Write out the lines from the one containing "legend-label: Assurances —" through the one containing "Give me the", both included, as a JSON list of strings with one string per line and no blank lines.

>> BEGIN Data excerpts

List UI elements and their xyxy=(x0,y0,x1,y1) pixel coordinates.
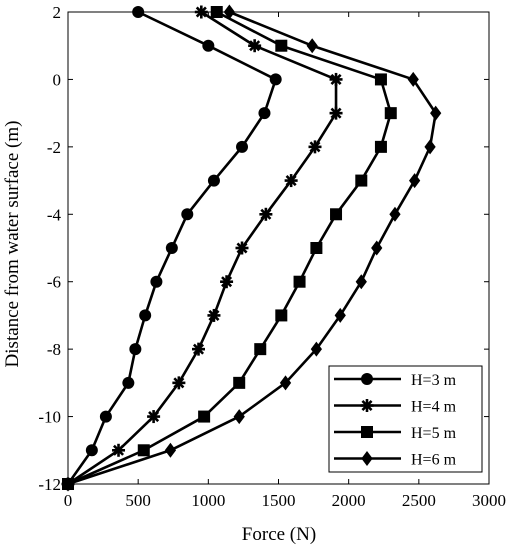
x-tick-label: 2500 xyxy=(402,491,436,510)
data-point xyxy=(371,240,383,256)
y-tick-label: -8 xyxy=(47,340,61,359)
data-point xyxy=(147,410,161,424)
legend-item: H=5 m xyxy=(334,425,457,442)
data-point xyxy=(275,39,288,52)
data-point xyxy=(236,140,249,153)
data-point xyxy=(165,242,178,254)
data-point xyxy=(198,410,211,423)
x-tick-label: 2000 xyxy=(332,491,366,510)
data-point xyxy=(384,107,397,120)
legend-item: H=3 m xyxy=(334,372,457,389)
plot-area: 0 500 1000 1500 2000 2500 3000 2 0 -2 -4 -6 -8 -10 -12… xyxy=(38,3,506,510)
data-point xyxy=(310,341,323,357)
data-point xyxy=(334,307,346,323)
data-point xyxy=(194,5,208,19)
data-point xyxy=(374,140,387,153)
data-point xyxy=(220,275,234,289)
data-point xyxy=(259,207,273,221)
legend-marker xyxy=(361,373,373,385)
data-point xyxy=(233,409,245,425)
data-point xyxy=(248,39,262,53)
data-point xyxy=(355,174,368,187)
data-point xyxy=(329,106,343,120)
data-point xyxy=(207,174,220,187)
y-tick-label: -2 xyxy=(47,138,61,157)
y-axis-title: Distance from water surface (m) xyxy=(2,121,23,368)
data-point xyxy=(129,343,142,356)
data-point xyxy=(275,309,288,322)
y-tick-label: -10 xyxy=(38,408,61,427)
y-tick-label: 2 xyxy=(53,3,62,22)
data-point xyxy=(62,476,74,492)
data-point xyxy=(139,309,152,322)
data-point xyxy=(192,342,206,356)
data-point xyxy=(223,4,236,20)
data-point xyxy=(164,442,177,458)
legend-label: H=6 m xyxy=(411,452,457,469)
data-point xyxy=(269,73,282,86)
data-point xyxy=(99,410,112,423)
legend-box xyxy=(328,365,483,473)
legend-item: H=4 m xyxy=(334,399,457,416)
series-h-6-m xyxy=(62,4,442,492)
data-point xyxy=(150,275,163,288)
data-point xyxy=(407,71,419,87)
data-point xyxy=(329,72,343,86)
legend-label: H=3 m xyxy=(411,372,457,389)
data-point xyxy=(424,139,436,155)
data-point xyxy=(310,242,323,254)
data-point xyxy=(430,105,442,121)
x-tick-label: 1000 xyxy=(191,491,225,510)
data-point xyxy=(258,107,271,120)
data-point xyxy=(210,6,223,18)
data-point xyxy=(308,140,322,154)
data-point xyxy=(293,275,306,288)
data-point xyxy=(122,376,135,389)
data-point xyxy=(181,208,194,221)
legend-marker xyxy=(361,451,373,466)
legend-label: H=4 m xyxy=(411,399,457,416)
data-point xyxy=(374,73,387,86)
data-point xyxy=(279,375,292,391)
data-point xyxy=(306,38,318,54)
y-tick-label: 0 xyxy=(53,70,62,89)
x-axis-title: Force (N) xyxy=(242,524,316,545)
x-tick-label: 500 xyxy=(125,491,151,510)
data-point xyxy=(112,443,126,457)
data-point xyxy=(284,174,298,188)
legend-label: H=5 m xyxy=(411,425,457,442)
data-point xyxy=(330,208,343,221)
legend-marker xyxy=(361,426,373,438)
data-point xyxy=(137,444,150,457)
data-point xyxy=(389,206,401,222)
x-tick-label: 0 xyxy=(64,491,73,510)
data-point xyxy=(172,376,186,390)
data-point xyxy=(207,308,221,322)
data-point xyxy=(408,173,421,189)
data-point xyxy=(233,376,246,389)
legend-item: H=6 m xyxy=(334,451,457,469)
series-h-3-m xyxy=(62,6,282,490)
legend: H=3 m H=4 m H=5 m H=6 m xyxy=(328,365,483,473)
data-point xyxy=(202,39,215,52)
x-tick-label: 3000 xyxy=(472,491,506,510)
y-tick-label: -12 xyxy=(38,475,61,494)
data-point xyxy=(254,343,267,356)
legend-marker xyxy=(360,399,374,412)
data-point xyxy=(132,6,145,18)
y-tick-label: -6 xyxy=(47,273,61,292)
data-point xyxy=(355,274,367,290)
data-point xyxy=(85,444,98,457)
x-tick-label: 1500 xyxy=(262,491,296,510)
y-tick-label: -4 xyxy=(47,205,62,224)
data-point xyxy=(235,241,249,255)
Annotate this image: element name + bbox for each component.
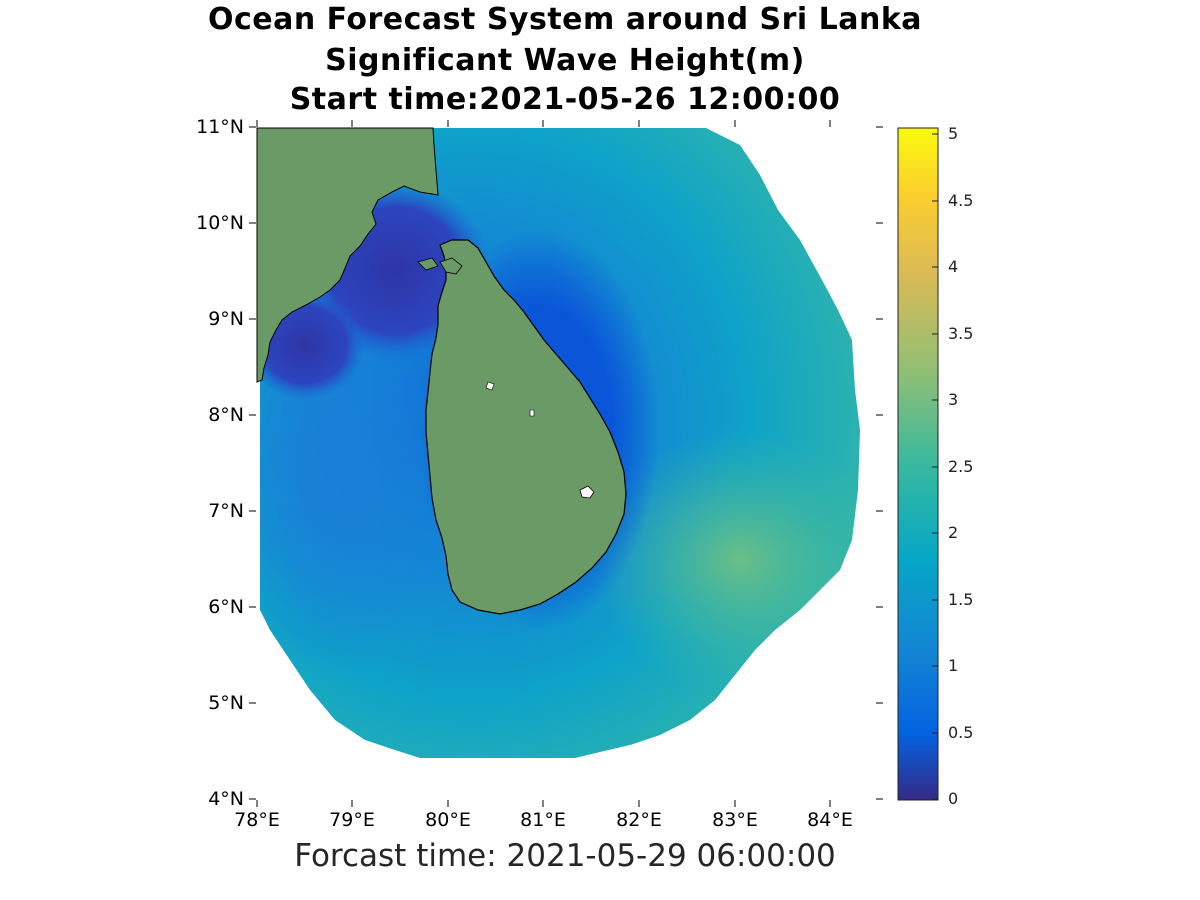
colorbar-tick-label: 0: [948, 789, 959, 808]
colorbar: [897, 127, 939, 801]
colorbar-tick-label: 3: [948, 390, 959, 409]
colorbar-tick-label: 4.5: [948, 191, 974, 210]
lat-tick-label: 5°N: [208, 692, 244, 714]
lon-tick-label: 79°E: [329, 809, 375, 831]
lat-tick-label: 4°N: [208, 788, 244, 810]
colorbar-tick-label: 4: [948, 257, 959, 276]
lon-tick-label: 82°E: [616, 809, 662, 831]
lon-tick-label: 80°E: [425, 809, 471, 831]
inland-lake: [529, 409, 535, 417]
lon-tick-label: 83°E: [712, 809, 758, 831]
colorbar-tick-label: 2.5: [948, 457, 974, 476]
colorbar-tick-label: 0.5: [948, 723, 974, 742]
colorbar-tick-label: 1: [948, 656, 959, 675]
colorbar-tick-label: 1.5: [948, 590, 974, 609]
colorbar-tick-label: 2: [948, 523, 959, 542]
colorbar-tick-label: 3.5: [948, 324, 974, 343]
lon-tick-label: 78°E: [234, 809, 280, 831]
lat-tick-label: 10°N: [196, 212, 244, 234]
colorbar-tick-label: 5: [948, 124, 959, 143]
jaffna-islands: [417, 257, 463, 275]
inland-lake: [579, 485, 595, 499]
lon-tick-label: 84°E: [807, 809, 853, 831]
lat-tick-label: 11°N: [196, 116, 244, 138]
lat-tick-label: 6°N: [208, 596, 244, 618]
india-landmass: [256, 127, 439, 383]
lat-tick-marks: [249, 126, 883, 800]
lat-tick-label: 9°N: [208, 308, 244, 330]
map-title-line3: Start time:2021-05-26 12:00:00: [289, 82, 841, 117]
lon-tick-label: 81°E: [520, 809, 566, 831]
map-title-line1: Ocean Forecast System around Sri Lanka: [207, 2, 923, 37]
lat-tick-label: 7°N: [208, 500, 244, 522]
lon-tick-marks: [256, 120, 831, 807]
colorbar-tick-marks: [932, 133, 938, 800]
map-title-line2: Significant Wave Height(m): [325, 43, 805, 78]
inland-lake: [485, 381, 495, 391]
sri-lanka-landmass: [425, 239, 627, 615]
lat-tick-label: 8°N: [208, 404, 244, 426]
forecast-time-label: Forcast time: 2021-05-29 06:00:00: [294, 838, 836, 874]
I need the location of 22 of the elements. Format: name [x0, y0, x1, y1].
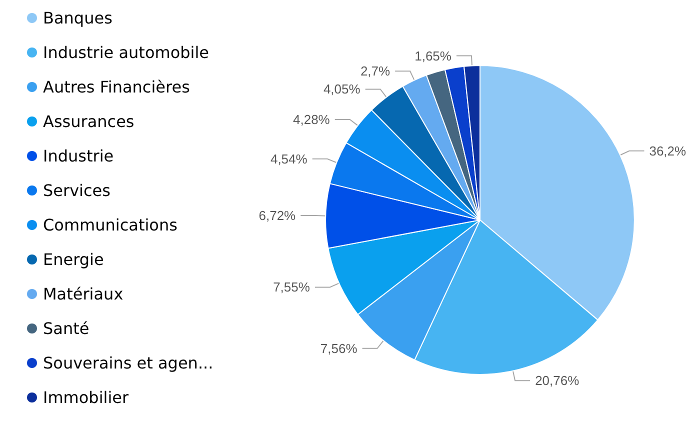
legend-label: Assurances — [43, 112, 134, 131]
data-label: 2,7% — [360, 64, 391, 79]
legend-label: Industrie — [43, 146, 114, 166]
data-label: 1,65% — [414, 48, 452, 64]
data-label: 7,56% — [320, 340, 358, 356]
legend-label: Communications — [43, 216, 178, 234]
data-label: 20,76% — [535, 373, 580, 388]
legend-label: Santé — [43, 319, 90, 338]
data-label: 7,55% — [273, 280, 310, 295]
data-label: 4,05% — [323, 82, 361, 97]
legend-label: Industrie automobile — [43, 43, 209, 62]
legend-label: Autres Financières — [43, 78, 190, 96]
data-label: 6,72% — [258, 208, 296, 224]
legend-label: Immobilier — [43, 388, 130, 407]
legend-label: Services — [43, 181, 110, 200]
data-label: 4,28% — [293, 112, 330, 127]
legend-label: Matériaux — [43, 284, 124, 304]
legend-label: Souverains et agen... — [43, 354, 214, 372]
data-label: 4,54% — [270, 151, 308, 166]
legend-label: Banques — [43, 8, 112, 28]
data-label: 36,2% — [649, 143, 687, 158]
legend-label: Energie — [43, 250, 104, 269]
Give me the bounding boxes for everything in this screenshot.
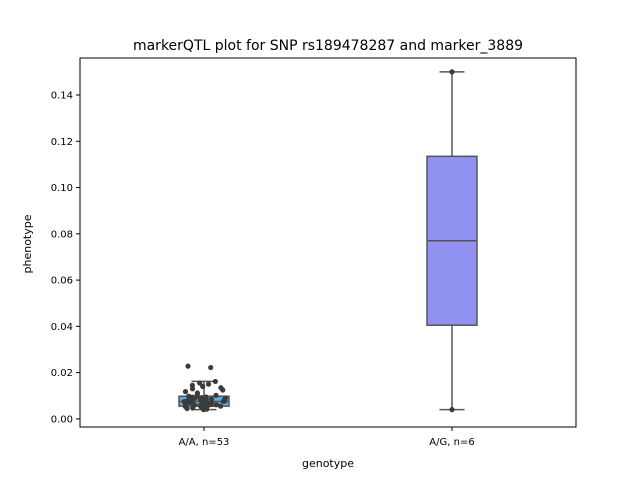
data-point (208, 396, 215, 402)
data-point (213, 402, 219, 408)
data-point (185, 363, 191, 369)
box-group (426, 69, 478, 413)
data-point (218, 385, 224, 391)
y-tick-label: 0.08 (51, 229, 73, 240)
data-point (213, 392, 219, 398)
data-point (222, 395, 228, 401)
plot-frame (79, 57, 577, 428)
data-point (182, 389, 189, 395)
data-point (199, 395, 205, 401)
data-point (449, 69, 455, 75)
data-point (449, 407, 455, 413)
y-tick-label: 0.14 (51, 91, 73, 102)
x-tick-label: A/A, n=53 (179, 437, 230, 448)
data-point (208, 364, 214, 371)
chart-title: markerQTL plot for SNP rs189478287 and m… (133, 38, 523, 54)
data-point (186, 393, 192, 399)
axes: 0.00 0.02 0.04 0.06 0.08 0.10 0.12 0.14 A/A, n=5… (51, 57, 577, 448)
x-tick-label: A/G, n=6 (429, 437, 474, 448)
x-axis-label: genotype (302, 457, 354, 470)
y-tick-label: 0.04 (51, 322, 73, 333)
y-tick-label: 0.12 (51, 137, 73, 148)
data-point (203, 394, 209, 400)
y-tick-label: 0.02 (51, 368, 73, 379)
y-tick-label: 0.00 (51, 414, 73, 425)
data-point (205, 381, 212, 387)
data-point (218, 403, 224, 409)
data-point (189, 382, 195, 388)
data-point (194, 390, 201, 396)
data-point (208, 400, 215, 406)
y-axis-label: phenotype (21, 214, 34, 273)
box-group (178, 363, 230, 413)
plot-area (178, 69, 478, 413)
data-point (197, 380, 203, 386)
data-point (197, 402, 203, 409)
data-point (200, 383, 206, 390)
data-point (212, 378, 218, 385)
y-tick-label: 0.06 (51, 276, 73, 287)
y-tick-label: 0.10 (51, 183, 73, 194)
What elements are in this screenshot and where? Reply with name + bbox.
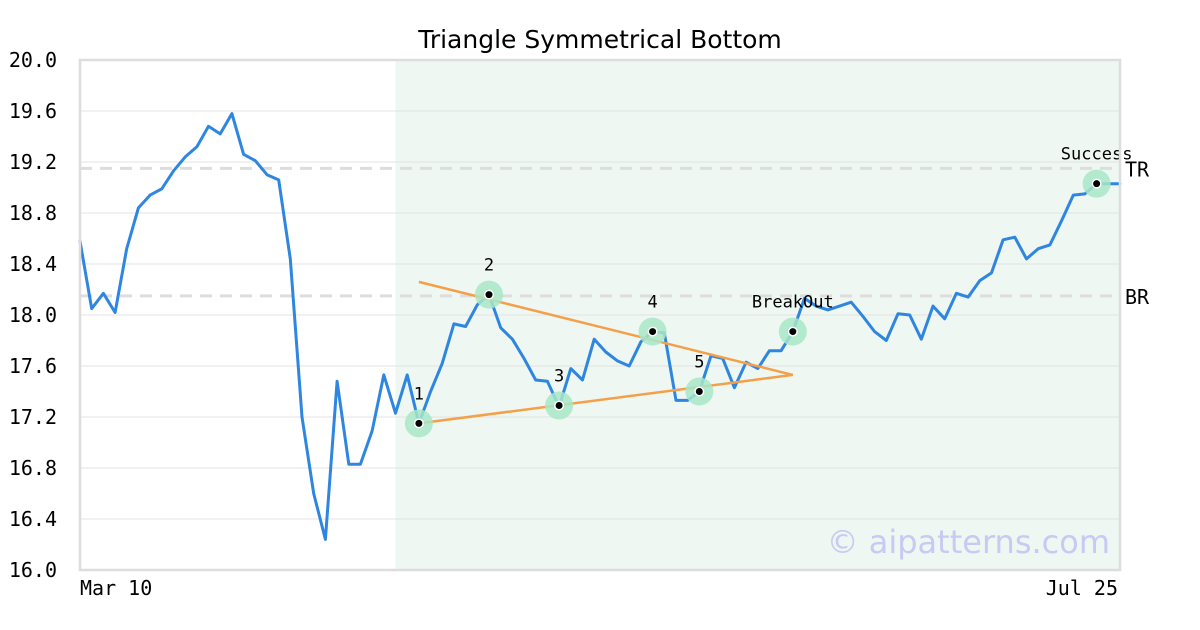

>> END Data excerpts

### Answer
[
  "legend-label: Assurances — [43, 112, 134, 131]",
  "data-label: 2,7% — [360, 64, 391, 79]",
  "legend-label: Industrie — [43, 146, 114, 166]",
  "data-label: 1,65% — [414, 48, 452, 64]",
  "data-label: 7,56% — [320, 340, 358, 356]",
  "legend-label: Communications — [43, 216, 178, 234]",
  "data-label: 20,76% — [535, 373, 580, 388]",
  "legend-label: Santé — [43, 319, 90, 338]",
  "data-label: 7,55% — [273, 280, 310, 295]",
  "data-label: 4,05% — [323, 82, 361, 97]",
  "legend-label: Industrie automobile — [43, 43, 209, 62]",
  "legend-label: Autres Financières — [43, 78, 190, 96]",
  "data-label: 6,72% — [258, 208, 296, 224]",
  "legend-label: Immobilier — [43, 388, 130, 407]",
  "legend-label: Services — [43, 181, 110, 200]",
  "data-label: 4,28% — [293, 112, 330, 127]",
  "legend-label: Matériaux — [43, 284, 124, 304]",
  "legend-label: Souverains et agen... — [43, 354, 214, 372]",
  "data-label: 4,54% — [270, 151, 308, 166]",
  "legend-label: Banques — [43, 8, 112, 28]",
  "data-label: 36,2% — [649, 143, 687, 158]",
  "legend-label: Energie — [43, 250, 104, 269]",
  "Give me the bounding boxes for everything in this screenshot."
]